>> Start Data supplied

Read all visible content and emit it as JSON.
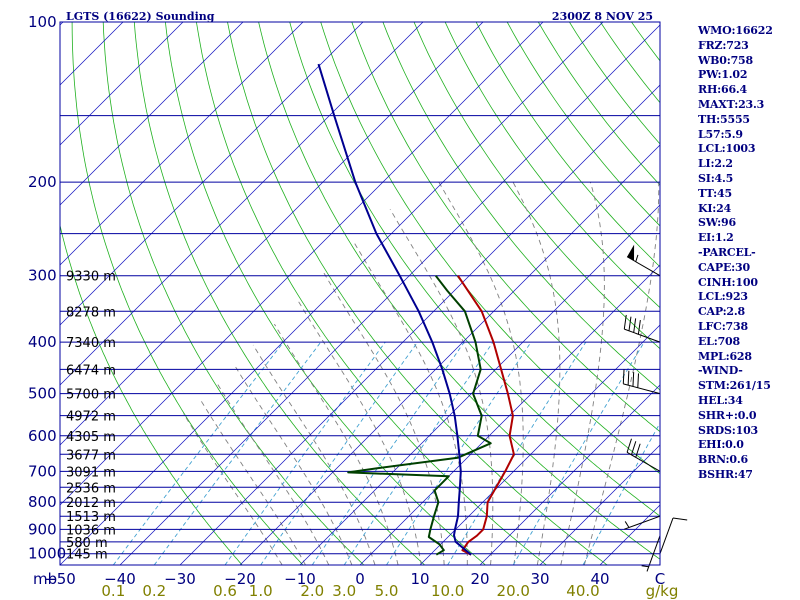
{
  "chart_data": {
    "type": "skew-t log-p sounding",
    "title": "LGTS (16622) Sounding",
    "valid_time": "2300Z  8 NOV 25",
    "pressure_ticks": [
      100,
      200,
      300,
      400,
      500,
      600,
      700,
      800,
      900,
      1000
    ],
    "pressure_unit_label": "mb",
    "pressure_range_hpa": [
      100,
      1050
    ],
    "temperature_ticks": [
      -50,
      -40,
      -30,
      -20,
      -10,
      0,
      10,
      20,
      30,
      40
    ],
    "temperature_unit_label": "C",
    "temperature_range_at_1050": [
      -50,
      50
    ],
    "mixing_ratio_labels": [
      "0.1",
      "0.2",
      "0.6",
      "1.0",
      "2.0",
      "3.0",
      "5.0",
      "10.0",
      "20.0",
      "40.0"
    ],
    "mixing_ratio_values": [
      0.1,
      0.2,
      0.6,
      1.0,
      2.0,
      3.0,
      5.0,
      10.0,
      20.0,
      40.0
    ],
    "mixing_ratio_unit_label": "g/kg",
    "height_labels": [
      {
        "p": 300,
        "text": "9330 m"
      },
      {
        "p": 350,
        "text": "8278 m"
      },
      {
        "p": 400,
        "text": "7340 m"
      },
      {
        "p": 450,
        "text": "6474 m"
      },
      {
        "p": 500,
        "text": "5700 m"
      },
      {
        "p": 550,
        "text": "4972 m"
      },
      {
        "p": 600,
        "text": "4305 m"
      },
      {
        "p": 650,
        "text": "3677 m"
      },
      {
        "p": 700,
        "text": "3091 m"
      },
      {
        "p": 750,
        "text": "2536 m"
      },
      {
        "p": 800,
        "text": "2012 m"
      },
      {
        "p": 850,
        "text": "1513 m"
      },
      {
        "p": 900,
        "text": "1036 m"
      },
      {
        "p": 950,
        "text": "580 m"
      },
      {
        "p": 1000,
        "text": "145 m"
      }
    ],
    "series": [
      {
        "name": "Temperature",
        "color": "#b00000",
        "points": [
          {
            "p": 1004,
            "t": 16.8
          },
          {
            "p": 985,
            "t": 14.6
          },
          {
            "p": 950,
            "t": 14.2
          },
          {
            "p": 925,
            "t": 14.6
          },
          {
            "p": 900,
            "t": 14.6
          },
          {
            "p": 850,
            "t": 13.0
          },
          {
            "p": 800,
            "t": 10.8
          },
          {
            "p": 700,
            "t": 8.6
          },
          {
            "p": 650,
            "t": 7.2
          },
          {
            "p": 600,
            "t": 3.4
          },
          {
            "p": 550,
            "t": 0.6
          },
          {
            "p": 500,
            "t": -3.9
          },
          {
            "p": 450,
            "t": -9.1
          },
          {
            "p": 400,
            "t": -14.9
          },
          {
            "p": 350,
            "t": -22.0
          },
          {
            "p": 300,
            "t": -31.9
          }
        ]
      },
      {
        "name": "Dewpoint",
        "color": "#004000",
        "points": [
          {
            "p": 1004,
            "t": 11.0
          },
          {
            "p": 985,
            "t": 11.5
          },
          {
            "p": 960,
            "t": 9.8
          },
          {
            "p": 930,
            "t": 6.8
          },
          {
            "p": 900,
            "t": 5.8
          },
          {
            "p": 850,
            "t": 4.2
          },
          {
            "p": 800,
            "t": 2.6
          },
          {
            "p": 760,
            "t": 0.0
          },
          {
            "p": 715,
            "t": 0.0
          },
          {
            "p": 703,
            "t": -17.4
          },
          {
            "p": 690,
            "t": -13.0
          },
          {
            "p": 660,
            "t": -1.6
          },
          {
            "p": 620,
            "t": 1.5
          },
          {
            "p": 600,
            "t": -1.9
          },
          {
            "p": 550,
            "t": -4.6
          },
          {
            "p": 500,
            "t": -9.7
          },
          {
            "p": 450,
            "t": -12.5
          },
          {
            "p": 400,
            "t": -17.9
          },
          {
            "p": 350,
            "t": -24.8
          },
          {
            "p": 320,
            "t": -31.2
          },
          {
            "p": 300,
            "t": -35.6
          }
        ]
      },
      {
        "name": "Parcel path",
        "color": "#000090",
        "points": [
          {
            "p": 1004,
            "t": 16.8
          },
          {
            "p": 950,
            "t": 12.1
          },
          {
            "p": 923,
            "t": 10.7
          },
          {
            "p": 900,
            "t": 9.9
          },
          {
            "p": 850,
            "t": 8.2
          },
          {
            "p": 800,
            "t": 6.0
          },
          {
            "p": 750,
            "t": 3.7
          },
          {
            "p": 700,
            "t": 1.2
          },
          {
            "p": 650,
            "t": -1.9
          },
          {
            "p": 600,
            "t": -5.3
          },
          {
            "p": 550,
            "t": -9.1
          },
          {
            "p": 500,
            "t": -13.6
          },
          {
            "p": 450,
            "t": -18.9
          },
          {
            "p": 400,
            "t": -25.1
          },
          {
            "p": 350,
            "t": -32.5
          },
          {
            "p": 300,
            "t": -41.6
          },
          {
            "p": 250,
            "t": -52.5
          },
          {
            "p": 200,
            "t": -64.6
          },
          {
            "p": 150,
            "t": -79.2
          },
          {
            "p": 120,
            "t": -90.4
          }
        ]
      }
    ],
    "wind_barbs": [
      {
        "p": 300,
        "dir": 300,
        "kt": 55
      },
      {
        "p": 400,
        "dir": 290,
        "kt": 40
      },
      {
        "p": 500,
        "dir": 285,
        "kt": 40
      },
      {
        "p": 700,
        "dir": 300,
        "kt": 30
      },
      {
        "p": 850,
        "dir": 250,
        "kt": 5
      },
      {
        "p": 925,
        "dir": 200,
        "kt": 5
      },
      {
        "p": 1000,
        "dir": 20,
        "kt": 10
      }
    ]
  },
  "indices": [
    "WMO:16622",
    "FRZ:723",
    "WB0:758",
    "PW:1.02",
    "RH:66.4",
    "MAXT:23.3",
    "TH:5555",
    "L57:5.9",
    "LCL:1003",
    "LI:2.2",
    "SI:4.5",
    "TT:45",
    "KI:24",
    "SW:96",
    "EI:1.2",
    "-PARCEL-",
    "CAPE:30",
    "CINH:100",
    "LCL:923",
    "CAP:2.8",
    "LFC:738",
    "EL:708",
    "MPL:628",
    "-WIND-",
    "STM:261/15",
    "HEL:34",
    "SHR+:0.0",
    "SRDS:103",
    "EHI:0.0",
    "BRN:0.6",
    "BSHR:47"
  ],
  "colors": {
    "isobar": "#0000a0",
    "isotherm": "#1010c0",
    "dry_adiabat": "#20b020",
    "moist_adiabat": "#808080",
    "mixing_ratio": "#40a0d0",
    "frame": "#0000a0"
  }
}
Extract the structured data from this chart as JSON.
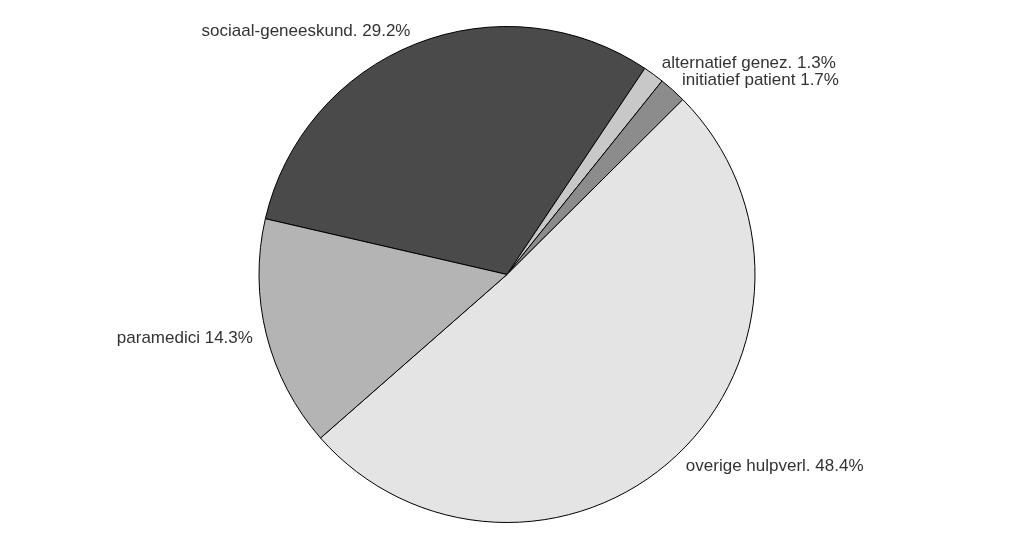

>> End Data supplied

## Objective
Keep the pictures out and write out the records exactly.

## Finished task
Read all visible content and emit it as JSON.
{
  "chart_data": {
    "type": "skew-t log-p sounding",
    "title": "LGTS (16622) Sounding",
    "valid_time": "2300Z  8 NOV 25",
    "pressure_ticks": [
      100,
      200,
      300,
      400,
      500,
      600,
      700,
      800,
      900,
      1000
    ],
    "pressure_unit_label": "mb",
    "pressure_range_hpa": [
      100,
      1050
    ],
    "temperature_ticks": [
      -50,
      -40,
      -30,
      -20,
      -10,
      0,
      10,
      20,
      30,
      40
    ],
    "temperature_unit_label": "C",
    "temperature_range_at_1050": [
      -50,
      50
    ],
    "mixing_ratio_labels": [
      "0.1",
      "0.2",
      "0.6",
      "1.0",
      "2.0",
      "3.0",
      "5.0",
      "10.0",
      "20.0",
      "40.0"
    ],
    "mixing_ratio_values": [
      0.1,
      0.2,
      0.6,
      1.0,
      2.0,
      3.0,
      5.0,
      10.0,
      20.0,
      40.0
    ],
    "mixing_ratio_unit_label": "g/kg",
    "height_labels": [
      {
        "p": 300,
        "text": "9330 m"
      },
      {
        "p": 350,
        "text": "8278 m"
      },
      {
        "p": 400,
        "text": "7340 m"
      },
      {
        "p": 450,
        "text": "6474 m"
      },
      {
        "p": 500,
        "text": "5700 m"
      },
      {
        "p": 550,
        "text": "4972 m"
      },
      {
        "p": 600,
        "text": "4305 m"
      },
      {
        "p": 650,
        "text": "3677 m"
      },
      {
        "p": 700,
        "text": "3091 m"
      },
      {
        "p": 750,
        "text": "2536 m"
      },
      {
        "p": 800,
        "text": "2012 m"
      },
      {
        "p": 850,
        "text": "1513 m"
      },
      {
        "p": 900,
        "text": "1036 m"
      },
      {
        "p": 950,
        "text": "580 m"
      },
      {
        "p": 1000,
        "text": "145 m"
      }
    ],
    "series": [
      {
        "name": "Temperature",
        "color": "#b00000",
        "points": [
          {
            "p": 1004,
            "t": 16.8
          },
          {
            "p": 985,
            "t": 14.6
          },
          {
            "p": 950,
            "t": 14.2
          },
          {
            "p": 925,
            "t": 14.6
          },
          {
            "p": 900,
            "t": 14.6
          },
          {
            "p": 850,
            "t": 13.0
          },
          {
            "p": 800,
            "t": 10.8
          },
          {
            "p": 700,
            "t": 8.6
          },
          {
            "p": 650,
            "t": 7.2
          },
          {
            "p": 600,
            "t": 3.4
          },
          {
            "p": 550,
            "t": 0.6
          },
          {
            "p": 500,
            "t": -3.9
          },
          {
            "p": 450,
            "t": -9.1
          },
          {
            "p": 400,
            "t": -14.9
          },
          {
            "p": 350,
            "t": -22.0
          },
          {
            "p": 300,
            "t": -31.9
          }
        ]
      },
      {
        "name": "Dewpoint",
        "color": "#004000",
        "points": [
          {
            "p": 1004,
            "t": 11.0
          },
          {
            "p": 985,
            "t": 11.5
          },
          {
            "p": 960,
            "t": 9.8
          },
          {
            "p": 930,
            "t": 6.8
          },
          {
            "p": 900,
            "t": 5.8
          },
          {
            "p": 850,
            "t": 4.2
          },
          {
            "p": 800,
            "t": 2.6
          },
          {
            "p": 760,
            "t": 0.0
          },
          {
            "p": 715,
            "t": 0.0
          },
          {
            "p": 703,
            "t": -17.4
          },
          {
            "p": 690,
            "t": -13.0
          },
          {
            "p": 660,
            "t": -1.6
          },
          {
            "p": 620,
            "t": 1.5
          },
          {
            "p": 600,
            "t": -1.9
          },
          {
            "p": 550,
            "t": -4.6
          },
          {
            "p": 500,
            "t": -9.7
          },
          {
            "p": 450,
            "t": -12.5
          },
          {
            "p": 400,
            "t": -17.9
          },
          {
            "p": 350,
            "t": -24.8
          },
          {
            "p": 320,
            "t": -31.2
          },
          {
            "p": 300,
            "t": -35.6
          }
        ]
      },
      {
        "name": "Parcel path",
        "color": "#000090",
        "points": [
          {
            "p": 1004,
            "t": 16.8
          },
          {
            "p": 950,
            "t": 12.1
          },
          {
            "p": 923,
            "t": 10.7
          },
          {
            "p": 900,
            "t": 9.9
          },
          {
            "p": 850,
            "t": 8.2
          },
          {
            "p": 800,
            "t": 6.0
          },
          {
            "p": 750,
            "t": 3.7
          },
          {
            "p": 700,
            "t": 1.2
          },
          {
            "p": 650,
            "t": -1.9
          },
          {
            "p": 600,
            "t": -5.3
          },
          {
            "p": 550,
            "t": -9.1
          },
          {
            "p": 500,
            "t": -13.6
          },
          {
            "p": 450,
            "t": -18.9
          },
          {
            "p": 400,
            "t": -25.1
          },
          {
            "p": 350,
            "t": -32.5
          },
          {
            "p": 300,
            "t": -41.6
          },
          {
            "p": 250,
            "t": -52.5
          },
          {
            "p": 200,
            "t": -64.6
          },
          {
            "p": 150,
            "t": -79.2
          },
          {
            "p": 120,
            "t": -90.4
          }
        ]
      }
    ],
    "wind_barbs": [
      {
        "p": 300,
        "dir": 300,
        "kt": 55
      },
      {
        "p": 400,
        "dir": 290,
        "kt": 40
      },
      {
        "p": 500,
        "dir": 285,
        "kt": 40
      },
      {
        "p": 700,
        "dir": 300,
        "kt": 30
      },
      {
        "p": 850,
        "dir": 250,
        "kt": 5
      },
      {
        "p": 925,
        "dir": 200,
        "kt": 5
      },
      {
        "p": 1000,
        "dir": 20,
        "kt": 10
      }
    ]
  },
  "indices": [
    "WMO:16622",
    "FRZ:723",
    "WB0:758",
    "PW:1.02",
    "RH:66.4",
    "MAXT:23.3",
    "TH:5555",
    "L57:5.9",
    "LCL:1003",
    "LI:2.2",
    "SI:4.5",
    "TT:45",
    "KI:24",
    "SW:96",
    "EI:1.2",
    "-PARCEL-",
    "CAPE:30",
    "CINH:100",
    "LCL:923",
    "CAP:2.8",
    "LFC:738",
    "EL:708",
    "MPL:628",
    "-WIND-",
    "STM:261/15",
    "HEL:34",
    "SHR+:0.0",
    "SRDS:103",
    "EHI:0.0",
    "BRN:0.6",
    "BSHR:47"
  ],
  "colors": {
    "isobar": "#0000a0",
    "isotherm": "#1010c0",
    "dry_adiabat": "#20b020",
    "moist_adiabat": "#808080",
    "mixing_ratio": "#40a0d0",
    "frame": "#0000a0"
  }
}
Extract the structured data from this chart as JSON.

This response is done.